__TASK__. Identify, in the records below, every line where the string "meters" appears, and copy each such line.

__ROWS__.
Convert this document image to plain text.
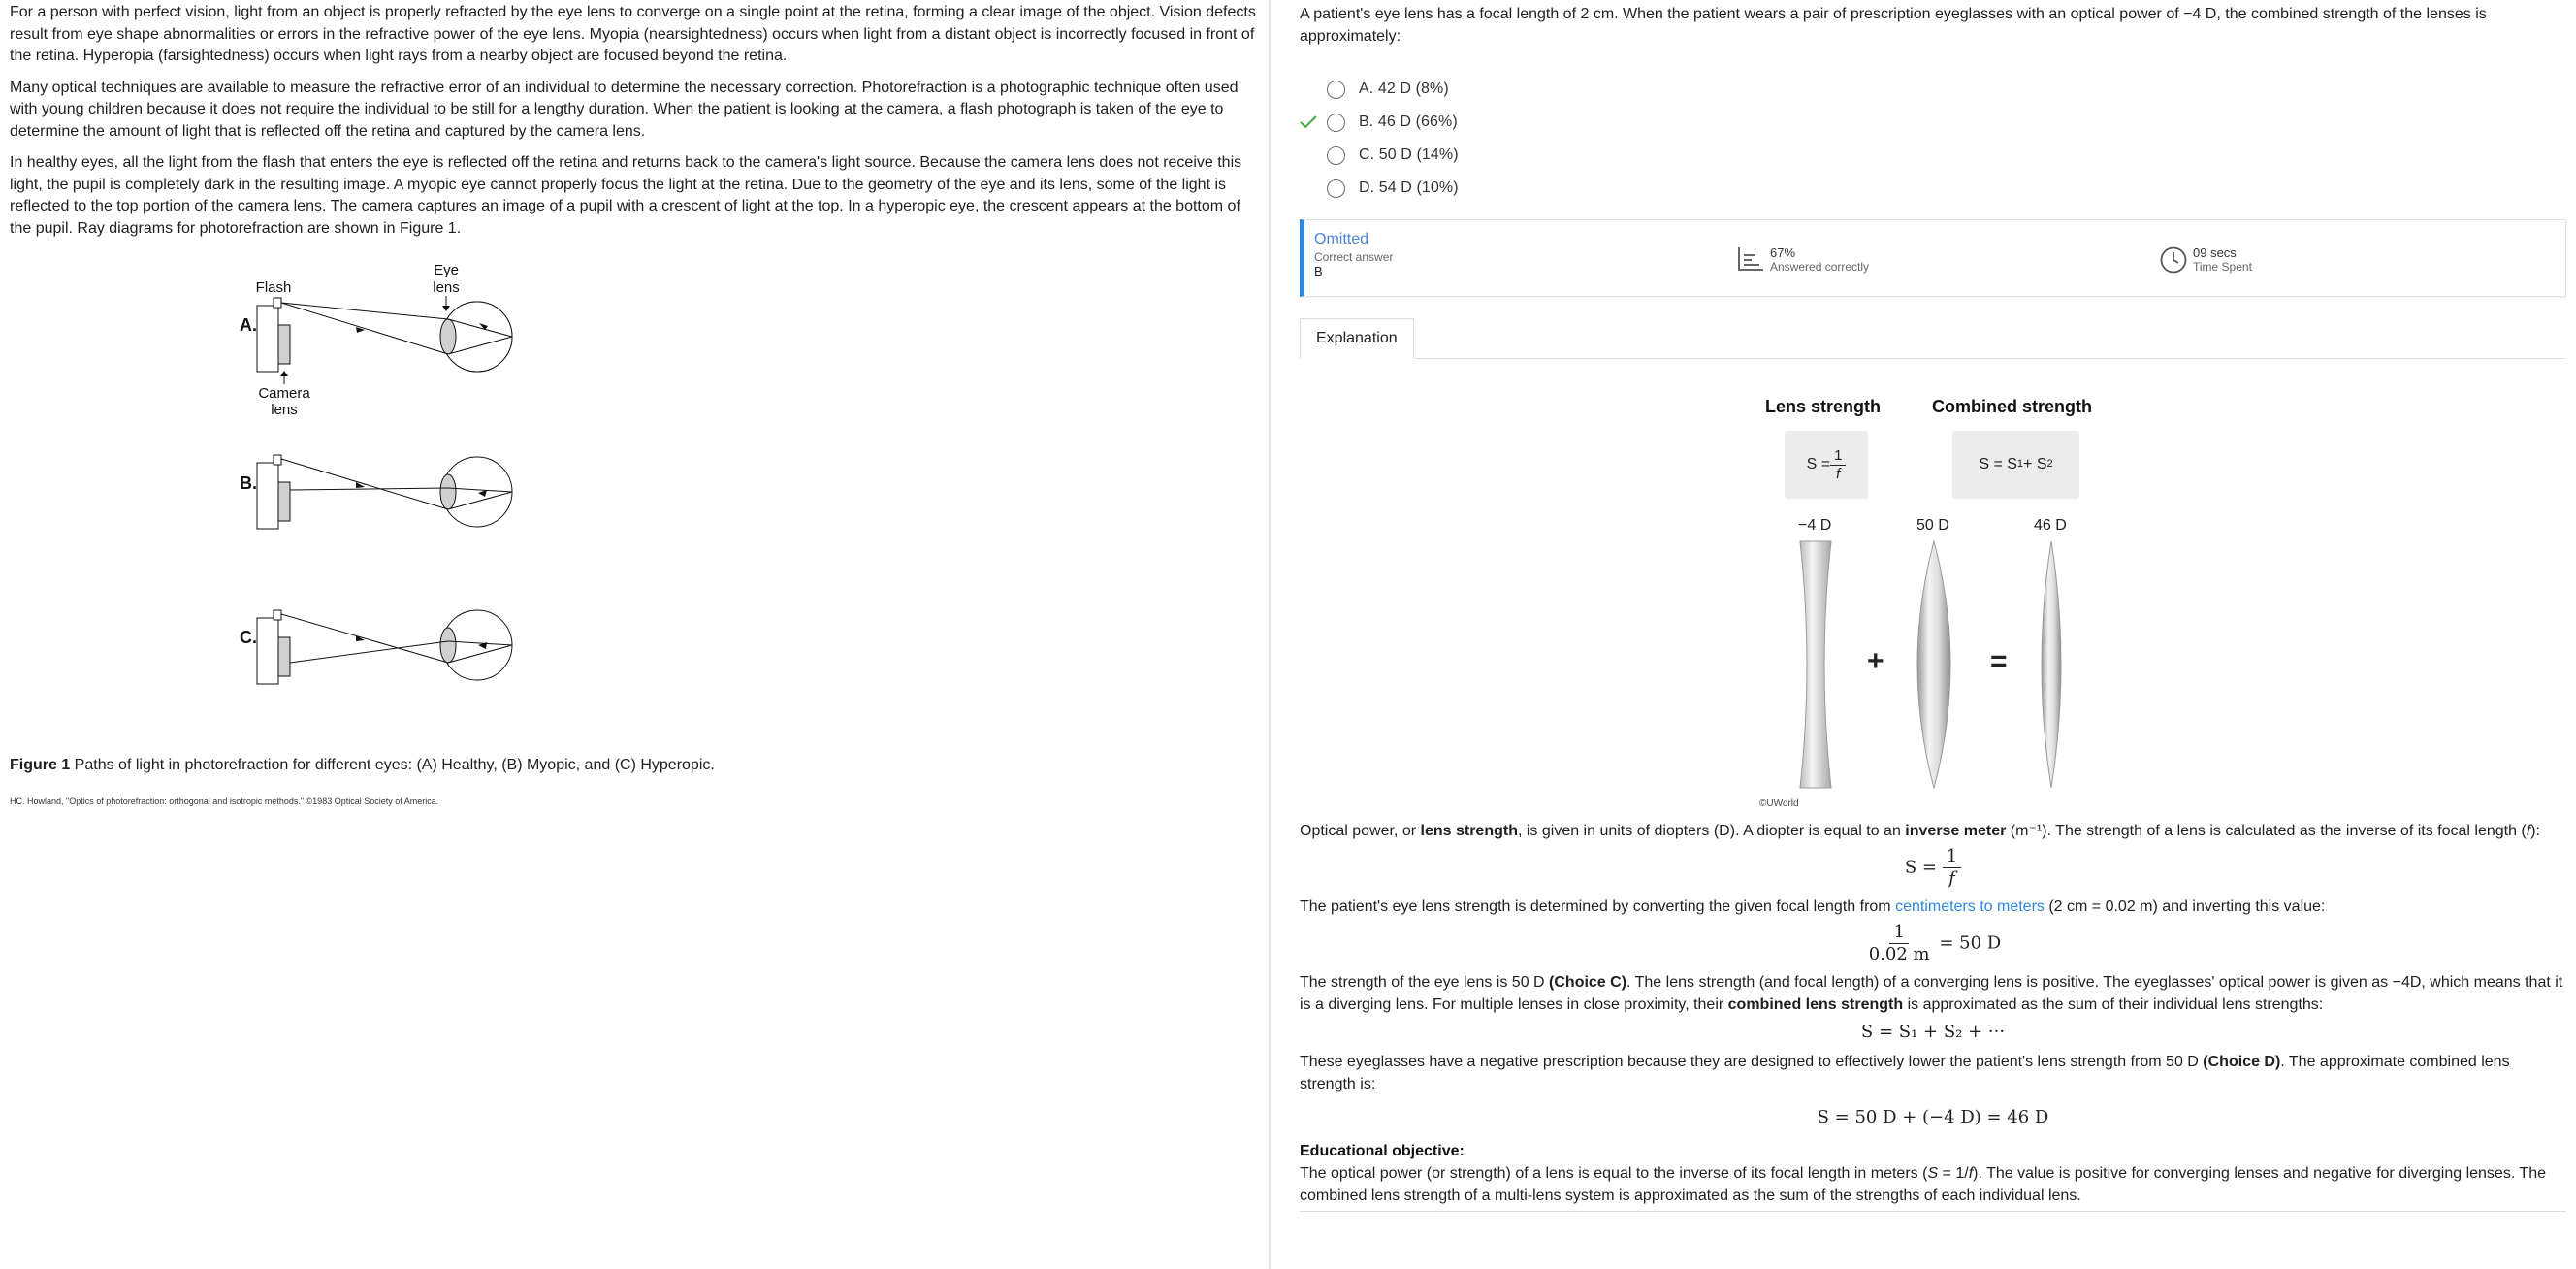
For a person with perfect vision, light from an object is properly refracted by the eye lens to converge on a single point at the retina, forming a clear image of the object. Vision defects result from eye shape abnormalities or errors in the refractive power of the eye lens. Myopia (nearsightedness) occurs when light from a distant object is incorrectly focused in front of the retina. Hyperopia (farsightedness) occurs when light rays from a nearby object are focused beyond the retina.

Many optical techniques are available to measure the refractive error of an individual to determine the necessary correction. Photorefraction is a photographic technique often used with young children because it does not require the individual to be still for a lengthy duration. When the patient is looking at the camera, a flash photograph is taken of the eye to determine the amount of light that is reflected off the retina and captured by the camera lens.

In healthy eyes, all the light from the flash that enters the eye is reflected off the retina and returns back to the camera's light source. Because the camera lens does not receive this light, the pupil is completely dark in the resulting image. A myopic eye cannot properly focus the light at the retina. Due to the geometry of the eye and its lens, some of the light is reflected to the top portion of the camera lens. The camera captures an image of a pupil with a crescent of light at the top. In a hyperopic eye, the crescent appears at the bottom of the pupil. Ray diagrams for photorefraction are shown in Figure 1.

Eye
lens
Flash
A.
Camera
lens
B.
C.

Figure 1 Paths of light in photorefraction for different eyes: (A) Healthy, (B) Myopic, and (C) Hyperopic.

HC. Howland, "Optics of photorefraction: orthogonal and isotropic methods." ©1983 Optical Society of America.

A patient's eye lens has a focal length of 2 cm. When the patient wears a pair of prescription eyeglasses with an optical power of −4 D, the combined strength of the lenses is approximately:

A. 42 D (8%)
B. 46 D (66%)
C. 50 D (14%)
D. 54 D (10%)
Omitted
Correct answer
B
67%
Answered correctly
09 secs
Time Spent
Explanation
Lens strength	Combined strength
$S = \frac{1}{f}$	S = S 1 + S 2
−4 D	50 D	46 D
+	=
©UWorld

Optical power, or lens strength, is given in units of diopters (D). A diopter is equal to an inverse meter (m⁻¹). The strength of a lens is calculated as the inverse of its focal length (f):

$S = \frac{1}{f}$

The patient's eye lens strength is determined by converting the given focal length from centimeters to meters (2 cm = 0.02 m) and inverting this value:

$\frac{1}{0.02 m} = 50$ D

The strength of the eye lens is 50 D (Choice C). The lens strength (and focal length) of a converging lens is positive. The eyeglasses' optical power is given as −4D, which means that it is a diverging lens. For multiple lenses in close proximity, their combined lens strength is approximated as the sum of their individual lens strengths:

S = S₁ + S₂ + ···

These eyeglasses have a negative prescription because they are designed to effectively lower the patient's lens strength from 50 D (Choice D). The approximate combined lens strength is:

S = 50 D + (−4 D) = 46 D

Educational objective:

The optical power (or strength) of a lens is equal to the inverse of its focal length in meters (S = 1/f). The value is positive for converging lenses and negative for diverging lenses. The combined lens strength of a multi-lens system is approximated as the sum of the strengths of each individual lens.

--

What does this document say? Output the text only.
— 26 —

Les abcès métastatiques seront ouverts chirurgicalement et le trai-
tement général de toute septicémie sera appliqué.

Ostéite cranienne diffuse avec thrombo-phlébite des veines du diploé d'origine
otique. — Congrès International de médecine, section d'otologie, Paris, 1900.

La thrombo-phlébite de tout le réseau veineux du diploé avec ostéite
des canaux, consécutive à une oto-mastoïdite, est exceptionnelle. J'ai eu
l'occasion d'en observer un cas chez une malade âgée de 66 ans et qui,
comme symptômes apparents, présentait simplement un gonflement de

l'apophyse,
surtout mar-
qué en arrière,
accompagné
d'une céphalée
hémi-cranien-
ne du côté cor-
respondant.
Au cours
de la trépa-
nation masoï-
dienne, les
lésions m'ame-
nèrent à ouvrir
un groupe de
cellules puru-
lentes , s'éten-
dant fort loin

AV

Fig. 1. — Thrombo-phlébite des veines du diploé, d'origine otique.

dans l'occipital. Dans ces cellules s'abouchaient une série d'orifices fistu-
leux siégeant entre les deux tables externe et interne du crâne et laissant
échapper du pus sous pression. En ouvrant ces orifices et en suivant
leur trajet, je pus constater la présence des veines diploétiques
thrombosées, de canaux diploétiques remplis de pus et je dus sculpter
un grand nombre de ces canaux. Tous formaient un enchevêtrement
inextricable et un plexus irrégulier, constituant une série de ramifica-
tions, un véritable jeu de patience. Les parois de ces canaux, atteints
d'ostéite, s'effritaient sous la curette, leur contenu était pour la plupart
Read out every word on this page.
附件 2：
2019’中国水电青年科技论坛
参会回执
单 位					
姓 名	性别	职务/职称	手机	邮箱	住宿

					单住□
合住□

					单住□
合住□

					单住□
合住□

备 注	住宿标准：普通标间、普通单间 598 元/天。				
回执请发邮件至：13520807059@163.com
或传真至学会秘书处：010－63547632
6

...

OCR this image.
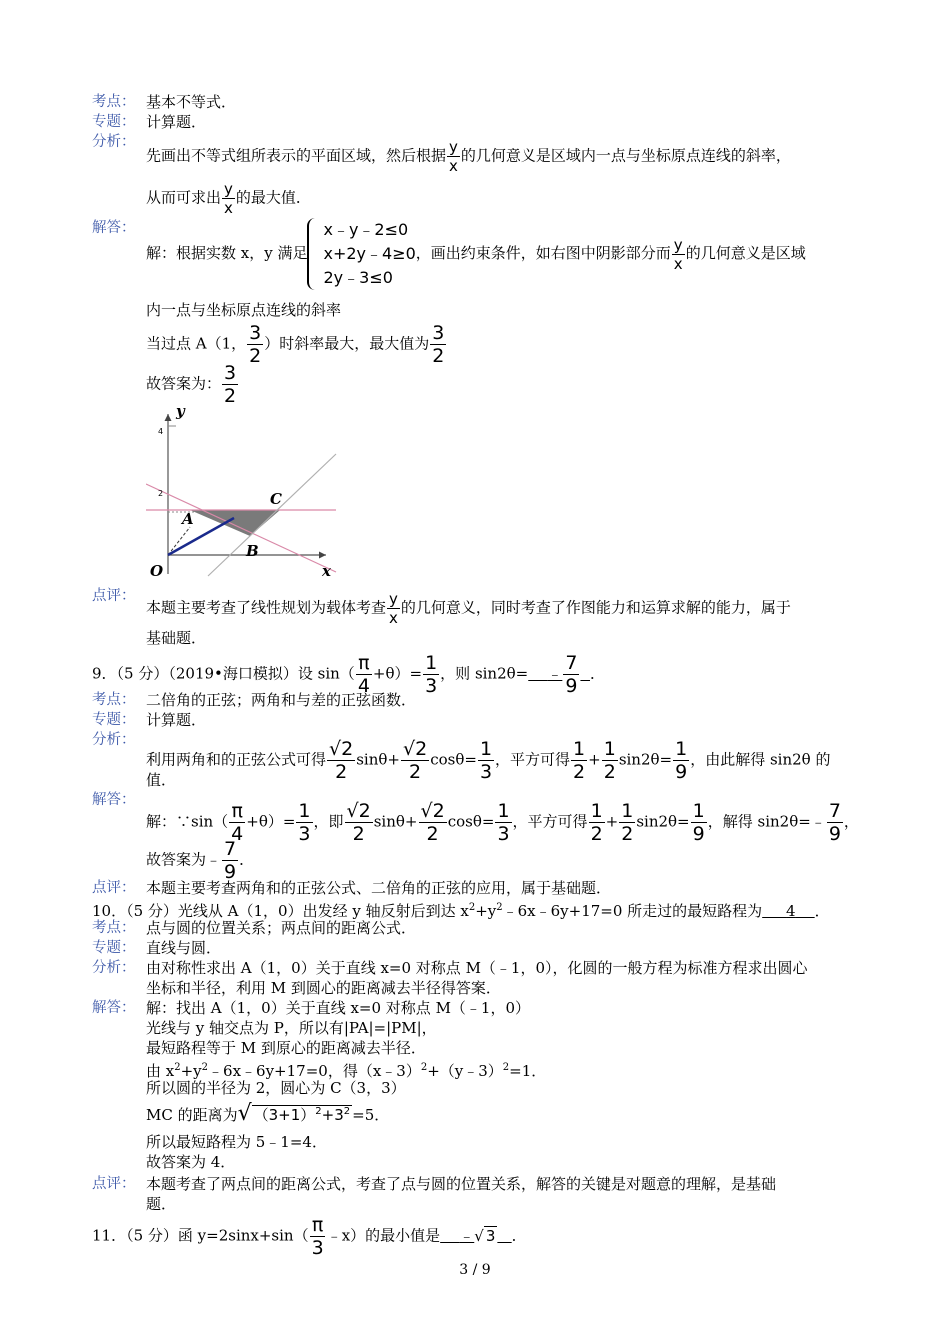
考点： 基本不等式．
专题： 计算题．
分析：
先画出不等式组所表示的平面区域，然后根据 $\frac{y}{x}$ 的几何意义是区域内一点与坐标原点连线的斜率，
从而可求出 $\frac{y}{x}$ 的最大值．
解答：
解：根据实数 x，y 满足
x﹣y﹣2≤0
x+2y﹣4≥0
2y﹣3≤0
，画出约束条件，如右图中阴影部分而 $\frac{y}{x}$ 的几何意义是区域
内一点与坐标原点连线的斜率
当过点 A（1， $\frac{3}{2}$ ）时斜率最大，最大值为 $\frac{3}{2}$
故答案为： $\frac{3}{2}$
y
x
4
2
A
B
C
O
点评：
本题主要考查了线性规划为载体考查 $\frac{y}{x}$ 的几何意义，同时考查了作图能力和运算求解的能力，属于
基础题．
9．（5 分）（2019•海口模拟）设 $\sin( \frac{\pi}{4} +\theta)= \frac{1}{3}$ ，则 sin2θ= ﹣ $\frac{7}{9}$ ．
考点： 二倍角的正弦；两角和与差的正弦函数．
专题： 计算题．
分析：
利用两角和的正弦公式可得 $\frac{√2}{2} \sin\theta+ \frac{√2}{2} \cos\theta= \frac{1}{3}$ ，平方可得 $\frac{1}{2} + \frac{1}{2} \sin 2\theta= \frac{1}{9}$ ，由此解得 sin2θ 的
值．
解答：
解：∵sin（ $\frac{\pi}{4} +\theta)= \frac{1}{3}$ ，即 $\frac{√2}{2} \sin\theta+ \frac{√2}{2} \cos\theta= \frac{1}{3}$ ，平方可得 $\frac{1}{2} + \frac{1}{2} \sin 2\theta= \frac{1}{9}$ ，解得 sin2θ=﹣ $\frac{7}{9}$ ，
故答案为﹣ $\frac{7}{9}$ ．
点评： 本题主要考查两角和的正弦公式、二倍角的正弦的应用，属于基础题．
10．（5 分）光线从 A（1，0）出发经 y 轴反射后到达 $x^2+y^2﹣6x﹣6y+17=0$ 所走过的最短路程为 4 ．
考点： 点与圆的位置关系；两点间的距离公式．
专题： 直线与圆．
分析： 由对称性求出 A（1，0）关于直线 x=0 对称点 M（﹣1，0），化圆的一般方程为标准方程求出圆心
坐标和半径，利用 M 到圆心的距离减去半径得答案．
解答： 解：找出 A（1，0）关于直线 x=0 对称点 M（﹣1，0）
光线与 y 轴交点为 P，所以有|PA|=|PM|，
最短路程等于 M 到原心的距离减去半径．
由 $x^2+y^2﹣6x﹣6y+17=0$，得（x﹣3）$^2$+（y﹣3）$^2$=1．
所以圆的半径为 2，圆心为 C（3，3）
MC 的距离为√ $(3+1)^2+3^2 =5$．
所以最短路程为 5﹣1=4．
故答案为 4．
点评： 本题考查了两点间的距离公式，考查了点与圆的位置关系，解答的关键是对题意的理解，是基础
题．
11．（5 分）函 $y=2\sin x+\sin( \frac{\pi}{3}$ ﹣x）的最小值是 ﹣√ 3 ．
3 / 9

__EXERCISE RESULT__.
The patient's eye lens strength is determined by converting the given focal length from centimeters to meters (2 cm = 0.02 m) and inverting this value:
The optical power (or strength) of a lens is equal to the inverse of its focal length in meters (S = 1/f). The value is positive for converging lenses and negative for diverging lenses. The combined lens strength of a multi-lens system is approximated as the sum of the strengths of each individual lens.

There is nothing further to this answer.